Gabriel Galípolo, presidente do Banco Central, alertou ao Senado que a instituição corre o risco de ficar “asfixiada” se não entrar em jogo político, destacando a importância da independência diante de pressões externas durante o debate sobre a PEC da autonomia.
Durante audiência na Comissão de Assuntos Econômicos (CAE) do Senado, Galípolo disse que o BC precisa resistir a pressões externas e a vieses políticos, citando o caso do Banco Master. A PEC em pauta transforma o BC em uma empresa pública de natureza especial, com independência administrativa, financeira e orçamentária, além da autonomia operacional já assegurada por lei desde 2021. O presidente reiterou apoio à autonomia institucional em meio à discussão.
──────────────────────────────
*O que fazer*: Repita sem mudar nada a parte do trecho que começa nas palavras "Gabriel Galípolo, presidente" e vai até "PEC da autonomia.", parando logo depois delas. As linhas abaixo não têm nenhuma relação com o trecho.
──────────────────────────────
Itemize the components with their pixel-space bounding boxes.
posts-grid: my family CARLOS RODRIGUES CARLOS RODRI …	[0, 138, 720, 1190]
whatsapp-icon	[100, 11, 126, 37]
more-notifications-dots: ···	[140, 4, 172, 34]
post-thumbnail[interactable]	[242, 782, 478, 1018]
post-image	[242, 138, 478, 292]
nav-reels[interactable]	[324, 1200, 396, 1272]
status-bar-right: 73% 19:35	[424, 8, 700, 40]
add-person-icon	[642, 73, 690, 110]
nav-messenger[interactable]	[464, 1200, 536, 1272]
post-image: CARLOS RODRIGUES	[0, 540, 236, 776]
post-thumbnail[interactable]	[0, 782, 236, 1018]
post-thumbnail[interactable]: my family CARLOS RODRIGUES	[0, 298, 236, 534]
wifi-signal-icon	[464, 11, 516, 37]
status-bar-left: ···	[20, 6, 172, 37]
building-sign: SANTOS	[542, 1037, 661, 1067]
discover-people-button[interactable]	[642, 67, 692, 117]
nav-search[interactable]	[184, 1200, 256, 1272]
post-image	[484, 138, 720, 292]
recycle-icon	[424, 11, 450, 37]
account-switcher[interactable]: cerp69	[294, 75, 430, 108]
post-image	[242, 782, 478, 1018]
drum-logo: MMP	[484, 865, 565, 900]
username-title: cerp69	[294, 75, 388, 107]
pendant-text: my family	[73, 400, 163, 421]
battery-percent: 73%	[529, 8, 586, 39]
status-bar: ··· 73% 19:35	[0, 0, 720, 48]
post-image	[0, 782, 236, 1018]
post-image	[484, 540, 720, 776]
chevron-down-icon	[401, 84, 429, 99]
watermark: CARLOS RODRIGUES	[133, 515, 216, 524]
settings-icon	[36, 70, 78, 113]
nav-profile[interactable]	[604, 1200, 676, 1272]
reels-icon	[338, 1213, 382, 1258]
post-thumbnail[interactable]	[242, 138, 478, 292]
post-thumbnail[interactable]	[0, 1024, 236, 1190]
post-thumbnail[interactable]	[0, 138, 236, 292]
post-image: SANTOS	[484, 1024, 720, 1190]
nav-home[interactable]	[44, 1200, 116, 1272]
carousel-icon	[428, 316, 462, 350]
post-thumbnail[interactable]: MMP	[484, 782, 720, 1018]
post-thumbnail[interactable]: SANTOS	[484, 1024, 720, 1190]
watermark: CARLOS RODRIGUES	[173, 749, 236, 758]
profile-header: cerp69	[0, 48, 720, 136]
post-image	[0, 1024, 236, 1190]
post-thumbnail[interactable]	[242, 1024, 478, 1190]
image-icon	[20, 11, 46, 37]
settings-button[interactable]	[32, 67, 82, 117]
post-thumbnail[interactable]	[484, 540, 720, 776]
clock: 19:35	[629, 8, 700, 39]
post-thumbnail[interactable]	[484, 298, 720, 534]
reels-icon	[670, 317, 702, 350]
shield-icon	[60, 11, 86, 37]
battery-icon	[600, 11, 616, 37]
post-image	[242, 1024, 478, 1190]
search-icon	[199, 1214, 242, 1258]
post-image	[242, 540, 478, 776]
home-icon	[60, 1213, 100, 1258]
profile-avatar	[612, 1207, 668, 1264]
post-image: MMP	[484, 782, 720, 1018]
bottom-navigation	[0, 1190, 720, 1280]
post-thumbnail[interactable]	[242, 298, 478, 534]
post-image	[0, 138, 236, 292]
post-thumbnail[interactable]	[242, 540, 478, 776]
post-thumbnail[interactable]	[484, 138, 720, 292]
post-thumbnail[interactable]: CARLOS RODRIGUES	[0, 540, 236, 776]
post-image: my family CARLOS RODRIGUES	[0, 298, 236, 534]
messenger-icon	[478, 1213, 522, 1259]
──────────────────────────────
*Resposta*:
Gabriel Galípolo, presidente do Banco Central, alertou ao Senado que a instituição corre o risco de ficar “asfixiada” se não entrar em jogo político, destacando a importância da independência diante de pressões externas durante o debate sobre a PEC da autonomia.